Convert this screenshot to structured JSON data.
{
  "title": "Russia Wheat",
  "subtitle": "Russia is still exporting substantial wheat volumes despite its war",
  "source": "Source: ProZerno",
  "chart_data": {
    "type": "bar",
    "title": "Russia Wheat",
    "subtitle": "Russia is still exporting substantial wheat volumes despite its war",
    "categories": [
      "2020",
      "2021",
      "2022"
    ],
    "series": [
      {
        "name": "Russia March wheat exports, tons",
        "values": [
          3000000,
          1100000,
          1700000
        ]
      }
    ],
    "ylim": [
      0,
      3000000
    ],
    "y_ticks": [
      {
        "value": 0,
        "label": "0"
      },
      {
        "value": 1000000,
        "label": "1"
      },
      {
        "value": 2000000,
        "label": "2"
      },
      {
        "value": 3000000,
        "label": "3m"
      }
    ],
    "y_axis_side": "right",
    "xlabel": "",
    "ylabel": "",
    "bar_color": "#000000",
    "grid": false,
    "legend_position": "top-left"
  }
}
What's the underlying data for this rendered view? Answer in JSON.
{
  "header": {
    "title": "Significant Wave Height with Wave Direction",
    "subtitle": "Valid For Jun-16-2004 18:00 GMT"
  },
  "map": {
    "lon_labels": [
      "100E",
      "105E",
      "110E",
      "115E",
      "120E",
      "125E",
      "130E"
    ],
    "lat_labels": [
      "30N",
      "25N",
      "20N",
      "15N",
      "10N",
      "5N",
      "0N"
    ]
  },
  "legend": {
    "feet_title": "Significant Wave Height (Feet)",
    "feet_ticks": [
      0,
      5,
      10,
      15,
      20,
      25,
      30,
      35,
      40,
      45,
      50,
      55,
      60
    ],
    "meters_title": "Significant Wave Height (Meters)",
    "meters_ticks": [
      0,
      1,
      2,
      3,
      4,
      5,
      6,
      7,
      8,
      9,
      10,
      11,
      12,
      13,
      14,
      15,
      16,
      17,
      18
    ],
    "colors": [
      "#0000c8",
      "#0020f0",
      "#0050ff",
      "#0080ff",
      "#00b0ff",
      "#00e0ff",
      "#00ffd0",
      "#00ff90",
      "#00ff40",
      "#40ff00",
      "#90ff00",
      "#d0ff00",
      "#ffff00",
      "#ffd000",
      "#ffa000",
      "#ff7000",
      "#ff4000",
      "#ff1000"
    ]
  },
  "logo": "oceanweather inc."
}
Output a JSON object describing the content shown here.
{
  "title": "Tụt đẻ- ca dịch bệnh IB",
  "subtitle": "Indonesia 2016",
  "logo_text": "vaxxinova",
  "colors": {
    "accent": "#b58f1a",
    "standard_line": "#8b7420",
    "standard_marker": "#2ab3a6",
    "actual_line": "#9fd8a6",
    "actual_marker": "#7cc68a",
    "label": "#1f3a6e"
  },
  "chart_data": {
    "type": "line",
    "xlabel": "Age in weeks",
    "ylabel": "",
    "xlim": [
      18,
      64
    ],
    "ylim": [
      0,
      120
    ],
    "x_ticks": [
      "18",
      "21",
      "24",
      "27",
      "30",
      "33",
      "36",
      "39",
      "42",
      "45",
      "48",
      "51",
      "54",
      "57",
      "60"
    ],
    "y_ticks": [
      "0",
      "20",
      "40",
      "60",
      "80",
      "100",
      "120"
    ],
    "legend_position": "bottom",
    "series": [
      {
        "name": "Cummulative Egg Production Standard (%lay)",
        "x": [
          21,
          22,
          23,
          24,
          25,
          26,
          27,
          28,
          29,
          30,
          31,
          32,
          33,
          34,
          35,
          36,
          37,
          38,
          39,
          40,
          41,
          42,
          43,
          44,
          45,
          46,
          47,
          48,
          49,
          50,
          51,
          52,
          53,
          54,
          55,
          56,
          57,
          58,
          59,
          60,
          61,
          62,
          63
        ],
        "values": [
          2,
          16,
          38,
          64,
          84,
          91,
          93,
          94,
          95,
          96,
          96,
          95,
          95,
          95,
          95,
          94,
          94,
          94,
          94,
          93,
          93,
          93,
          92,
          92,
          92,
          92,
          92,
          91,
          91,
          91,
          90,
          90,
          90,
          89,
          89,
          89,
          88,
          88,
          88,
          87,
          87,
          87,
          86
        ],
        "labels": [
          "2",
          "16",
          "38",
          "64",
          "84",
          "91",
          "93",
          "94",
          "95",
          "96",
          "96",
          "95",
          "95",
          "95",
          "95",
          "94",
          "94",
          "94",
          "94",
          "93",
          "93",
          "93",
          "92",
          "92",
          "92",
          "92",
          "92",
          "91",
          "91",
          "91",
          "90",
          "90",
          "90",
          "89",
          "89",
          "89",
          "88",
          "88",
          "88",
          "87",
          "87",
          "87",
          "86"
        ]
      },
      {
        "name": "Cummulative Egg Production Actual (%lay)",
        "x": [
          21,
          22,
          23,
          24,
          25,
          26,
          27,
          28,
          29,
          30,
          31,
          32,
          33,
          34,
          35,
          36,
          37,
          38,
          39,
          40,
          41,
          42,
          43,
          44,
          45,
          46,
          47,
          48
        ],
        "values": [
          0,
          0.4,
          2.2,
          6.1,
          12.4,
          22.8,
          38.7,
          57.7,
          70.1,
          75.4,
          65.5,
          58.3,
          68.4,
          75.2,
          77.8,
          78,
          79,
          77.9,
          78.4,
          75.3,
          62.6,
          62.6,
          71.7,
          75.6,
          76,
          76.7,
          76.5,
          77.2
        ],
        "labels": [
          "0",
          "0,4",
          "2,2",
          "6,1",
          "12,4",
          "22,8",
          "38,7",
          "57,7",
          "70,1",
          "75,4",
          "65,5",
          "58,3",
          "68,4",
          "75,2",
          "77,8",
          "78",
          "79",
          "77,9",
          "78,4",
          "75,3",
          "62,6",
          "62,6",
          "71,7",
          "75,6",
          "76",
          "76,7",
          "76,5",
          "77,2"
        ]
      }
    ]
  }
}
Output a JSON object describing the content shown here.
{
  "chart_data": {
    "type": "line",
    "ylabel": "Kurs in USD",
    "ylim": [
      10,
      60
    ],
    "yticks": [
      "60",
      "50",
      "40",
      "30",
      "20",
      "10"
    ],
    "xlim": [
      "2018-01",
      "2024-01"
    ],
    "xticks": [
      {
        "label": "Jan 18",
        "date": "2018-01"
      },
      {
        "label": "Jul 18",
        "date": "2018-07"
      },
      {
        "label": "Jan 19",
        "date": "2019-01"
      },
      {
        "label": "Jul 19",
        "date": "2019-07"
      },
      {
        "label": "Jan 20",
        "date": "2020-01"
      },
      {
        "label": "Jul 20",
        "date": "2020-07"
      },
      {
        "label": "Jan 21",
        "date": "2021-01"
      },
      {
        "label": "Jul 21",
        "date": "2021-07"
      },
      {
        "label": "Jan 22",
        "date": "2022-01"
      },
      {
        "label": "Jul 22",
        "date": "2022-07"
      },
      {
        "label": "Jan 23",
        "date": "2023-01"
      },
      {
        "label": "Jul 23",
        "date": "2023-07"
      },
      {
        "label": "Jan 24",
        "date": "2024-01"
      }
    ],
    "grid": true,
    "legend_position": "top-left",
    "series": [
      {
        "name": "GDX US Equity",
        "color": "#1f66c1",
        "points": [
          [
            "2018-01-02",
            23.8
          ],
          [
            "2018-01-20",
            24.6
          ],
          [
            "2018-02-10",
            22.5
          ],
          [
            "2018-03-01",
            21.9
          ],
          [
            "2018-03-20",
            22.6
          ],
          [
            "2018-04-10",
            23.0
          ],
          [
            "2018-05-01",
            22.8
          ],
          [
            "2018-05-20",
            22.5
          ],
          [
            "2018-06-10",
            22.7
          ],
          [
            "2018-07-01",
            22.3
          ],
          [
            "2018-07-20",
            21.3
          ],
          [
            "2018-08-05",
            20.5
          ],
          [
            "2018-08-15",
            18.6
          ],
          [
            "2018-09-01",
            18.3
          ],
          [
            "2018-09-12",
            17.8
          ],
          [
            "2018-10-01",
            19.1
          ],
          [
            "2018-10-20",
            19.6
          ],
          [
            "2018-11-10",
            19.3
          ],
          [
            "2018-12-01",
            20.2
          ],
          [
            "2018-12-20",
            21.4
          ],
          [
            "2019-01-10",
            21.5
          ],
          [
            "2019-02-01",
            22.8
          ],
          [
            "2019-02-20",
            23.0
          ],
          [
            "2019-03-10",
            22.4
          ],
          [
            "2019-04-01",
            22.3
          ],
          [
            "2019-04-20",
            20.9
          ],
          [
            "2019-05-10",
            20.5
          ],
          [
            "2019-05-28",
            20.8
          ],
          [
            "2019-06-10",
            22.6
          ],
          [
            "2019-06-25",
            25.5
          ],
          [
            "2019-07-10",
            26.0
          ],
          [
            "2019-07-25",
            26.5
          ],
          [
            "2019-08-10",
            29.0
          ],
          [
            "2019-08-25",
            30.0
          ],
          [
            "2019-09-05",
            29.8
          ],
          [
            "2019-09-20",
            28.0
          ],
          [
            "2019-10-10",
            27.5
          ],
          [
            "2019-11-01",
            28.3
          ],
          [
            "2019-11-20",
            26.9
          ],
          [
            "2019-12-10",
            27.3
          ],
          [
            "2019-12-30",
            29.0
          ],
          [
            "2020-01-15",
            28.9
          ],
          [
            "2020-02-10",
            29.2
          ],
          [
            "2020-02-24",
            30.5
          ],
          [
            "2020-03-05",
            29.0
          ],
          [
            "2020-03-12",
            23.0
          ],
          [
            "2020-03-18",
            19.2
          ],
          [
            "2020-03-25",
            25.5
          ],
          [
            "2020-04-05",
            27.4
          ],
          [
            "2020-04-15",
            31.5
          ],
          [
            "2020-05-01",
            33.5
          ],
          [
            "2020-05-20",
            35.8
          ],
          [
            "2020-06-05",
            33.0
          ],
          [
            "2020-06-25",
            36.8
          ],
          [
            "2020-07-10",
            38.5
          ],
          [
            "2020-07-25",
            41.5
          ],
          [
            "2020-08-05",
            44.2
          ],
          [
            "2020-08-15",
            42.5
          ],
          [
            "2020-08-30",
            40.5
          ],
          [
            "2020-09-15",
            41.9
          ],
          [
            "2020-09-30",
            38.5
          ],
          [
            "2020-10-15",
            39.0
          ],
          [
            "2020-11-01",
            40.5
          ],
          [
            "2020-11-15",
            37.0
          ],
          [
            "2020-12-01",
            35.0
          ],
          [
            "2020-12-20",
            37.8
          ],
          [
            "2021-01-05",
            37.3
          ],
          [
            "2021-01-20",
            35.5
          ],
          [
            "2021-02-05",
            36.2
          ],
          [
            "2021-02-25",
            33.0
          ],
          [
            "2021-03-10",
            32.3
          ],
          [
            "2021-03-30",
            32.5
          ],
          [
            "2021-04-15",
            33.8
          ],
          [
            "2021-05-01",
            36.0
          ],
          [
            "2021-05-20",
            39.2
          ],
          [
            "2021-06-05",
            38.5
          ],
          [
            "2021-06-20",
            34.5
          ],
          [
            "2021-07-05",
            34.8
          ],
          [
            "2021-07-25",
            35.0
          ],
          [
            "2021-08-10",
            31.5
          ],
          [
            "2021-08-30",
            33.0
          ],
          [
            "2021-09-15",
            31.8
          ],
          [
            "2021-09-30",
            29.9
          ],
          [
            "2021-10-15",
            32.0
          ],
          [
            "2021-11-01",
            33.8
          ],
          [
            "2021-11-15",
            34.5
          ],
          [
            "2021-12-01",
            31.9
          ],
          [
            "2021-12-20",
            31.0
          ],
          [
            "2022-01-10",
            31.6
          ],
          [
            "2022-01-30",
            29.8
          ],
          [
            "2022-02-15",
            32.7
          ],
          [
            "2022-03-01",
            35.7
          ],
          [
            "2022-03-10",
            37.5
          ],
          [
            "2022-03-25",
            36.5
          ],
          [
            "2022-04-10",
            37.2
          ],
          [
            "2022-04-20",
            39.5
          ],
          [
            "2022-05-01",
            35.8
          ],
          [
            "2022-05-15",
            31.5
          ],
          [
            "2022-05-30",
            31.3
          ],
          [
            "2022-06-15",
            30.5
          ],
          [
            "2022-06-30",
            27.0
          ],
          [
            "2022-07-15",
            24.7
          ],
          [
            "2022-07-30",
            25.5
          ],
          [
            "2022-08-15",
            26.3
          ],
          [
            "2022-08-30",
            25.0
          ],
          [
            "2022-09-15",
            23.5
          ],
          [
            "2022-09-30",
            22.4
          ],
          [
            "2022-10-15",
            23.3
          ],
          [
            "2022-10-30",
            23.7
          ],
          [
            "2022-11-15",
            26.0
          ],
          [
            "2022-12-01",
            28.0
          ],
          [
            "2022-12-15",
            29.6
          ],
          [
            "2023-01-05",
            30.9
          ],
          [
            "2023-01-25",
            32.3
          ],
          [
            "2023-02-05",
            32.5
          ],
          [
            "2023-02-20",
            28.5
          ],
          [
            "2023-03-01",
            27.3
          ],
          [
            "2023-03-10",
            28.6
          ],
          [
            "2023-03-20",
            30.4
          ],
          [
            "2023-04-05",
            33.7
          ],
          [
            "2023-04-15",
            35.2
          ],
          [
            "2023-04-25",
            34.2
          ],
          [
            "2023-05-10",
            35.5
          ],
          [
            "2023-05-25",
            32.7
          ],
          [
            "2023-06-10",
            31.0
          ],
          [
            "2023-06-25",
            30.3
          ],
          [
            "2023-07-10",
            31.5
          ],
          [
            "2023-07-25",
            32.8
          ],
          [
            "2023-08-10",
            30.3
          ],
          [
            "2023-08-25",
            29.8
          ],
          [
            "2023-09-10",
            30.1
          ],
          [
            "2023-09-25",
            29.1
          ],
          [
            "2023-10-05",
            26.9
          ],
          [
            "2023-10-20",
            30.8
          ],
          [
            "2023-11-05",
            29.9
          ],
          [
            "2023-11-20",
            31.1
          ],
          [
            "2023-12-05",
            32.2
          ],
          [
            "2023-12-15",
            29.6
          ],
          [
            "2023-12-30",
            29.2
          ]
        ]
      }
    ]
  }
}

++++++++++

> _Short exercise_: Each line containing the word "Height" counts once; report the total alone.

> _Solution to this task_: 3